> Job
Report how many lines hold the word "ГОСТЕЙ"; give nothing but the number.

# START OF Data in this exercise

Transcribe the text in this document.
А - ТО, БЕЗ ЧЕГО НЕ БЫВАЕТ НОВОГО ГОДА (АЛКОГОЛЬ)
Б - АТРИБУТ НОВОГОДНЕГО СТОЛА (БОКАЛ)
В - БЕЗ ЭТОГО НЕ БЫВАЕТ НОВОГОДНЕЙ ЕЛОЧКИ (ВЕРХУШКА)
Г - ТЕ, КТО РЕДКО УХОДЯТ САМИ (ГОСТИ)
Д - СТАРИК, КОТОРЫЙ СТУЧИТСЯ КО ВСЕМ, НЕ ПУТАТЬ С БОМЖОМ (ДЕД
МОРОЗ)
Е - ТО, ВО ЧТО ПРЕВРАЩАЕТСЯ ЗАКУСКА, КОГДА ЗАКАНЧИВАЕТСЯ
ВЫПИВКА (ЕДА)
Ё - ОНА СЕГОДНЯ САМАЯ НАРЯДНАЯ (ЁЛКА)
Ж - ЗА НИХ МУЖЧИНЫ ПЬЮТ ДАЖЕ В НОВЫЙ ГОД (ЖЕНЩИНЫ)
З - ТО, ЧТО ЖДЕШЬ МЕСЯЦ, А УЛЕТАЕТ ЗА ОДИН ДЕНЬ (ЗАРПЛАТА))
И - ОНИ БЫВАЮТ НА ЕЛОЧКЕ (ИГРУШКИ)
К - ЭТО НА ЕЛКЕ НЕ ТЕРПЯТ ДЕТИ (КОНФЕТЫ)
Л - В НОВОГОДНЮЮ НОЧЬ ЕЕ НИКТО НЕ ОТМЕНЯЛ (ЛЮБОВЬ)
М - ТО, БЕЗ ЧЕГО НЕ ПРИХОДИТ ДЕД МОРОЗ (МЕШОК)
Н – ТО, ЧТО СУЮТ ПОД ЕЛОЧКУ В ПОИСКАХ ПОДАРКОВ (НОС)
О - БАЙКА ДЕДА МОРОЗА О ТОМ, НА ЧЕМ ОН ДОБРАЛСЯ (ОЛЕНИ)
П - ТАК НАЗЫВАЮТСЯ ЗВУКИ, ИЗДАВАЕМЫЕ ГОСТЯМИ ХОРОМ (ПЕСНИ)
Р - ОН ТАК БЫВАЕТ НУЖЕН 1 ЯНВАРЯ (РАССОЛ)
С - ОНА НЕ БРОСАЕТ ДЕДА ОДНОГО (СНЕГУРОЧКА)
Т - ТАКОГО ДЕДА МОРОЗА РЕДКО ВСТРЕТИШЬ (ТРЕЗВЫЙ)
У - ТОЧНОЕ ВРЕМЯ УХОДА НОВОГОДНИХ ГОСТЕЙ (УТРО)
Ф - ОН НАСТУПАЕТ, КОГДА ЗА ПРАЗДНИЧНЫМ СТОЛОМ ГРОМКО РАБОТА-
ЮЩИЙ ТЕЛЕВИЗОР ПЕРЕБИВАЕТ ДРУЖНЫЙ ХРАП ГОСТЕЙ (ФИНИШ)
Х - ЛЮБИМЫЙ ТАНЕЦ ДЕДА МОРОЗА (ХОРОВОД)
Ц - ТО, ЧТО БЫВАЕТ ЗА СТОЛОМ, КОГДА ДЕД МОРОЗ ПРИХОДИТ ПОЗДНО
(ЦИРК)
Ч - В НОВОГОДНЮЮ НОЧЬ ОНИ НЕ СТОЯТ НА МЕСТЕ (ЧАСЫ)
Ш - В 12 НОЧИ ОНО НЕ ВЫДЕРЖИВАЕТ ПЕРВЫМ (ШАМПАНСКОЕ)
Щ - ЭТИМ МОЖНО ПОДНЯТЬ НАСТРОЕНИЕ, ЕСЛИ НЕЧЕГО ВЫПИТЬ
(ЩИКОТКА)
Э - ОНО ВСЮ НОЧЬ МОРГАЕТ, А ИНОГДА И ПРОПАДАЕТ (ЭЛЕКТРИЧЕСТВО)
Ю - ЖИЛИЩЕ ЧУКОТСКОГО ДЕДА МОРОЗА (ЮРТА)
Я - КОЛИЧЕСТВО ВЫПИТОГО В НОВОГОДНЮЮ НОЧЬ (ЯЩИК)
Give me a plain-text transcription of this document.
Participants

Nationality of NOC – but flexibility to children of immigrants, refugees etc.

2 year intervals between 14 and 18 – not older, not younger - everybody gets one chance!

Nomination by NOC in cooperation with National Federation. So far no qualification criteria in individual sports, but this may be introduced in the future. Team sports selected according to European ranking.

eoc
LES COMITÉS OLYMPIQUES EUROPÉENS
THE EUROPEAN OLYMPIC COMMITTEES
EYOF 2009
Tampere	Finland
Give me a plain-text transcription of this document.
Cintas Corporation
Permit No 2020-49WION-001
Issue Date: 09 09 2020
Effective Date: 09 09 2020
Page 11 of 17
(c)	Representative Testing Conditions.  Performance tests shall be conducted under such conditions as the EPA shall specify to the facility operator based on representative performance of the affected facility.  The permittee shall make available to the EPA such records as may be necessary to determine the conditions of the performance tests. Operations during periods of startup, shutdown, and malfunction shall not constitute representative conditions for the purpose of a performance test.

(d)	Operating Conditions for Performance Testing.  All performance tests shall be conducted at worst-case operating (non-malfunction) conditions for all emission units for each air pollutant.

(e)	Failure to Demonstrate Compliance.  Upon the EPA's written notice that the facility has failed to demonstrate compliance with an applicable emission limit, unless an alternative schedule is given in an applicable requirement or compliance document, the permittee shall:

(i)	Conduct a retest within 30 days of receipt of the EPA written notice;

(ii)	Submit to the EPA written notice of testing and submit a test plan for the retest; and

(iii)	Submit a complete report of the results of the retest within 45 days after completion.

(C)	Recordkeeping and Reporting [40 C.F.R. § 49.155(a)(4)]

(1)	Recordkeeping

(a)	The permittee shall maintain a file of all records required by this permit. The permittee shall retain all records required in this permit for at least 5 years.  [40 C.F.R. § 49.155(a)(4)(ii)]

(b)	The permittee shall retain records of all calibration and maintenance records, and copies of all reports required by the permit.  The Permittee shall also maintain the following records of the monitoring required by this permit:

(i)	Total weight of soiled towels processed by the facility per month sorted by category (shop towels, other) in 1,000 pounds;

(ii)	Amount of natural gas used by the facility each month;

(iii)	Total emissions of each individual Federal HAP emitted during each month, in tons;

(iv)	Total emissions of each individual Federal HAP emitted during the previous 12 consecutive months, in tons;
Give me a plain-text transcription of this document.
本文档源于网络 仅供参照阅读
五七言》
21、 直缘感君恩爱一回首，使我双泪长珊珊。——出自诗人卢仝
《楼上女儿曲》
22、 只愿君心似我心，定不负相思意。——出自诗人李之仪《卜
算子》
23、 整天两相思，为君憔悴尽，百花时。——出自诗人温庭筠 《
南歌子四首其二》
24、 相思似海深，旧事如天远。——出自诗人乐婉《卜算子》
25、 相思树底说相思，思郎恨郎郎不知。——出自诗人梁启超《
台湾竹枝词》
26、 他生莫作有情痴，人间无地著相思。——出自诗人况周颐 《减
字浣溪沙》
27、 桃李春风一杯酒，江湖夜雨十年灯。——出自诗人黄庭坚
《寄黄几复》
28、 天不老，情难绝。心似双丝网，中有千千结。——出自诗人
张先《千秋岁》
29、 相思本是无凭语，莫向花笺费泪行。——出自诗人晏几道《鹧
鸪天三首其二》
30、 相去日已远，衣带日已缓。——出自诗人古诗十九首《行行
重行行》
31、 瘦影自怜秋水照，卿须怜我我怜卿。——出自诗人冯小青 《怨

# END OF Data in this exercise

> Result
2